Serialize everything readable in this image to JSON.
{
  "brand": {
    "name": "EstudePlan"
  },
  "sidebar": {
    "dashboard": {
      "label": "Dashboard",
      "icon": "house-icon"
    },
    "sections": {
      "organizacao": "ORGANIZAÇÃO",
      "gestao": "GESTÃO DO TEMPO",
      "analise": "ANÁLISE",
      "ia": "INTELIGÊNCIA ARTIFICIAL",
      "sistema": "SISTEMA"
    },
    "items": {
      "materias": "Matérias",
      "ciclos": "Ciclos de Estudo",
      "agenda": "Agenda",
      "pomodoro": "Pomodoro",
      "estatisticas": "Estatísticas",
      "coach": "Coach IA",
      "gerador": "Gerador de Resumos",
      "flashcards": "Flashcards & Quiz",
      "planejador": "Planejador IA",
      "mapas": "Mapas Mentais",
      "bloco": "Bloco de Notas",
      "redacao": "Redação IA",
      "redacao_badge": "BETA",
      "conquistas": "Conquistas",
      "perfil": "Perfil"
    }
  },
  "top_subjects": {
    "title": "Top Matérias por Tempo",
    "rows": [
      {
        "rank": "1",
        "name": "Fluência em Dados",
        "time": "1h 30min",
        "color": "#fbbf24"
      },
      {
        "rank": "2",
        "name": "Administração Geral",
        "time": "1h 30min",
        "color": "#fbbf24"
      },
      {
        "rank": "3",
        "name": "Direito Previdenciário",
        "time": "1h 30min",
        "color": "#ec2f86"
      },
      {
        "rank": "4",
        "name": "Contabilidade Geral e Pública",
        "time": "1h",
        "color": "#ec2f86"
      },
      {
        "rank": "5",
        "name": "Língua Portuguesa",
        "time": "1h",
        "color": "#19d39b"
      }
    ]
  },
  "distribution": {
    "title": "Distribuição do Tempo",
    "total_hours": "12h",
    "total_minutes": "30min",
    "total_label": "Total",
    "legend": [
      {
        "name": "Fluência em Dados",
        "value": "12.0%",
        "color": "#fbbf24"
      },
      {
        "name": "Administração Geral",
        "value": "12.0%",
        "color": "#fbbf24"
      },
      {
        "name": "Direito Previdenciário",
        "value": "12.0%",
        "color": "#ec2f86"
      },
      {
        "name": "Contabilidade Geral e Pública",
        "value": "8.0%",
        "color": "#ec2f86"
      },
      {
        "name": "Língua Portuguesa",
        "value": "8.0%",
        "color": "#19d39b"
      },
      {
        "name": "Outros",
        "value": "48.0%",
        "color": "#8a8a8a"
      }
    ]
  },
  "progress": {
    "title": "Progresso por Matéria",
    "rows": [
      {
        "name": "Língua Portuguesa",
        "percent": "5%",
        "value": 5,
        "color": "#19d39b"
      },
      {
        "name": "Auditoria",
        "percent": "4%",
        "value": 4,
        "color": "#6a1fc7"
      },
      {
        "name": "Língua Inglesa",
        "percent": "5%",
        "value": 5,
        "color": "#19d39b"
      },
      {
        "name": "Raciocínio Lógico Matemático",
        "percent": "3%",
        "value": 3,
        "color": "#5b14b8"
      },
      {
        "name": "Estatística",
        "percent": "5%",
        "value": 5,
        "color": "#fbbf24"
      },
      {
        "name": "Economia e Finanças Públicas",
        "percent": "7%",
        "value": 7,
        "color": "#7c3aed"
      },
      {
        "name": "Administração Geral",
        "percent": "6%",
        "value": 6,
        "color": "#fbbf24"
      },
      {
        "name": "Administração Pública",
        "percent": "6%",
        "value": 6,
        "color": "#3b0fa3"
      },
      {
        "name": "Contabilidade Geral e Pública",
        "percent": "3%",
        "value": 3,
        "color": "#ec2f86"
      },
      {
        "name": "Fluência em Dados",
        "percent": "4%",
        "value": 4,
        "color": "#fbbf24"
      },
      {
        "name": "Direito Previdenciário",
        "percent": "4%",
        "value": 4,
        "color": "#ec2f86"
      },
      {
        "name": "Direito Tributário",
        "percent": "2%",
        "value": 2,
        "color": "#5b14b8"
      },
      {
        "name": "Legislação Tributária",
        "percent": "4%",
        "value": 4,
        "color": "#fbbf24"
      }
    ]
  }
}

========

### What you are asked to do
In the entries above, find each line with the word "title" and copy it.

### Exercise answer
    "title": "Top Matérias por Tempo",
    "title": "Distribuição do Tempo",
    "title": "Progresso por Matéria",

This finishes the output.